◆ **The records**
--

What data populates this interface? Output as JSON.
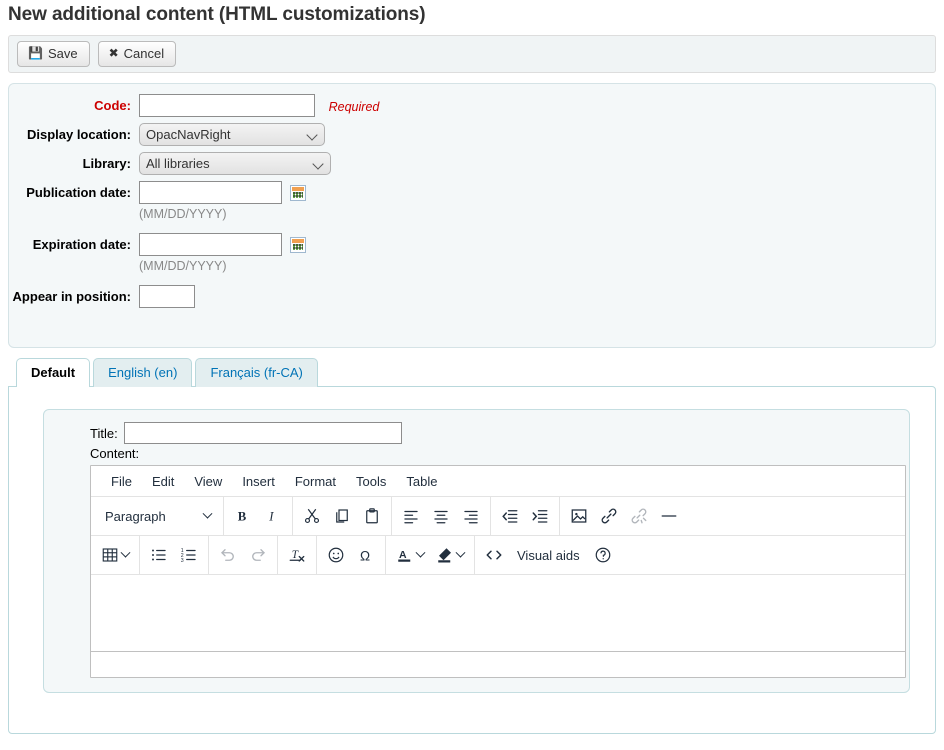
{
  "page": {
    "title": "New additional content (HTML customizations)"
  },
  "toolbar": {
    "save_label": "Save",
    "save_icon": "floppy-disk-icon",
    "cancel_label": "Cancel",
    "cancel_icon": "x-mark-icon"
  },
  "form": {
    "code": {
      "label": "Code:",
      "value": "",
      "placeholder": "",
      "required_note": "Required",
      "required_color": "#cc0000"
    },
    "display_location": {
      "label": "Display location:",
      "selected": "OpacNavRight",
      "options": [
        "OpacNavRight"
      ]
    },
    "library": {
      "label": "Library:",
      "selected": "All libraries",
      "options": [
        "All libraries"
      ]
    },
    "publication_date": {
      "label": "Publication date:",
      "value": "",
      "hint": "(MM/DD/YYYY)",
      "calendar_icon": "calendar-icon"
    },
    "expiration_date": {
      "label": "Expiration date:",
      "value": "",
      "hint": "(MM/DD/YYYY)",
      "calendar_icon": "calendar-icon"
    },
    "position": {
      "label": "Appear in position:",
      "value": ""
    }
  },
  "tabs": [
    {
      "label": "Default",
      "active": true
    },
    {
      "label": "English (en)",
      "active": false
    },
    {
      "label": "Français (fr-CA)",
      "active": false
    }
  ],
  "editor_pane": {
    "title_label": "Title:",
    "title_value": "",
    "content_label": "Content:"
  },
  "tinymce": {
    "menubar": [
      "File",
      "Edit",
      "View",
      "Insert",
      "Format",
      "Tools",
      "Table"
    ],
    "format_select": "Paragraph",
    "visual_aids_label": "Visual aids",
    "row1_buttons": [
      "bold-icon",
      "italic-icon",
      "cut-icon",
      "copy-icon",
      "paste-icon",
      "align-left-icon",
      "align-center-icon",
      "align-right-icon",
      "outdent-icon",
      "indent-icon",
      "insert-image-icon",
      "insert-link-icon",
      "unlink-icon",
      "horizontal-rule-icon"
    ],
    "row2_buttons": [
      "table-icon",
      "bullet-list-icon",
      "numbered-list-icon",
      "undo-icon",
      "redo-icon",
      "clear-formatting-icon",
      "emoticon-icon",
      "special-character-icon",
      "text-color-icon",
      "background-color-icon",
      "source-code-icon",
      "help-icon"
    ],
    "content": ""
  }
}
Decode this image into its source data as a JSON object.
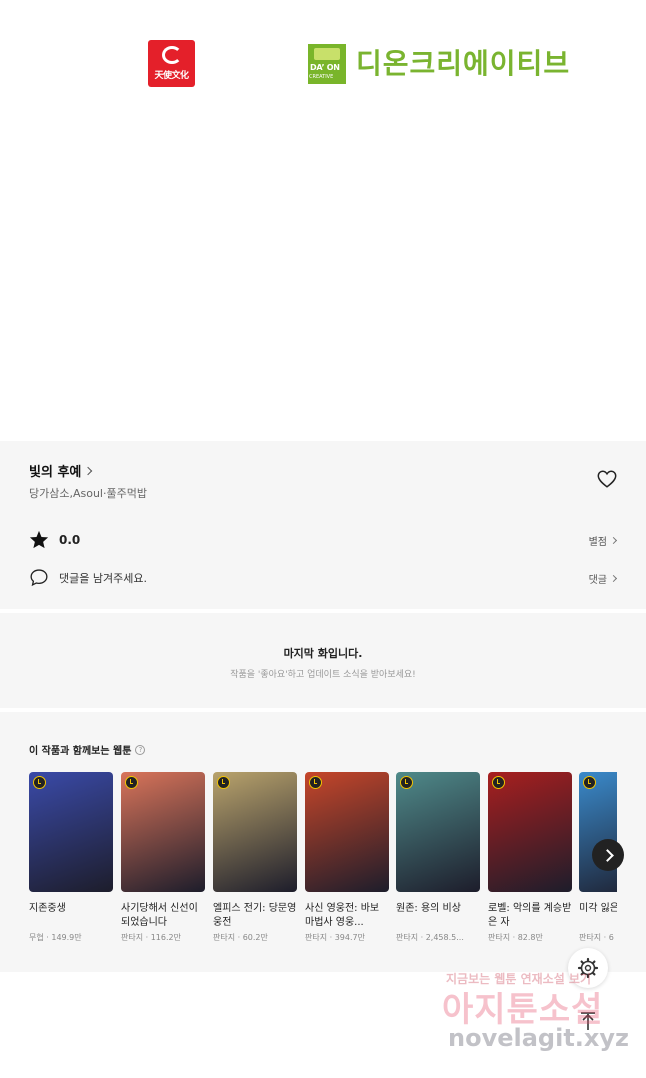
{
  "logos": {
    "angel": "天使文化",
    "daon_badge": "DA’ ON",
    "daon_badge_sub": "CREATIVE",
    "daon_name": "디온크리에이티브"
  },
  "work": {
    "title": "빛의 후예",
    "authors": "당가삼소,Asoul·풀주먹밥",
    "rating": "0.0",
    "rating_link": "별점",
    "comment_prompt": "댓글을 남겨주세요.",
    "comment_link": "댓글"
  },
  "last_episode": {
    "title": "마지막 화입니다.",
    "subtitle": "작품을 '좋아요'하고 업데이트 소식을 받아보세요!"
  },
  "recommendations": {
    "heading": "이 작품과 함께보는 웹툰",
    "help": "?",
    "items": [
      {
        "title": "지존중생",
        "meta": "무협 · 149.9만",
        "color": "#3a4aa8"
      },
      {
        "title": "사기당해서 신선이 되었습니다",
        "meta": "판타지 · 116.2만",
        "color": "#d9745a"
      },
      {
        "title": "엘피스 전기: 당문영웅전",
        "meta": "판타지 · 60.2만",
        "color": "#b9a36c"
      },
      {
        "title": "사신 영웅전: 바보 마법사 영웅...",
        "meta": "판타지 · 394.7만",
        "color": "#c6462a"
      },
      {
        "title": "원존: 용의 비상",
        "meta": "판타지 · 2,458.5...",
        "color": "#4f8a8a"
      },
      {
        "title": "로벨: 악의를 계승받은 자",
        "meta": "판타지 · 82.8만",
        "color": "#a81f1f"
      },
      {
        "title": "미각 잃은 요리사!",
        "meta": "판타지 · 6",
        "color": "#3a8acb"
      }
    ]
  },
  "watermark": {
    "top": "지금보는 웹툰 연재소설 보기",
    "big": "아지툰소설",
    "url": "novelagit.xyz"
  }
}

--

◆ **Exercise prompt**
Select every line of the material above holding the word "data" and copy it.

◆ **Correct answer**
What data populates this interface? Output as JSON.
Decode this image into its source data as a JSON object.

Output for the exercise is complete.